[WHAT YOU ARE ASKED TO DO] Using the listing below, copy every line that mentions "name".

## start

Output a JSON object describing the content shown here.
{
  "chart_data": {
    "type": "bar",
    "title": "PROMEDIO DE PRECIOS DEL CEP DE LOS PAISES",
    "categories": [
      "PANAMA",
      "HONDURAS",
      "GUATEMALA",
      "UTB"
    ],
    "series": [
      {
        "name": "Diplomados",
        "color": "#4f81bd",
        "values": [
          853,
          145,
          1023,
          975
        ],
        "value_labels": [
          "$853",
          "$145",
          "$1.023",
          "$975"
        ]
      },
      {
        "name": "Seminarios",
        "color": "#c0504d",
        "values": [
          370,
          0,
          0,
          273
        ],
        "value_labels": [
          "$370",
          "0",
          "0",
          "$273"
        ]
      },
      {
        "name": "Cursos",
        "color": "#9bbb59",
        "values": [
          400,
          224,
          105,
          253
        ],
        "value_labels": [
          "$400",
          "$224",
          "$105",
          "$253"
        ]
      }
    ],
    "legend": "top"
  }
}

## end

[THE ANSWER]
        "name": "Diplomados",
        "name": "Seminarios",
        "name": "Cursos",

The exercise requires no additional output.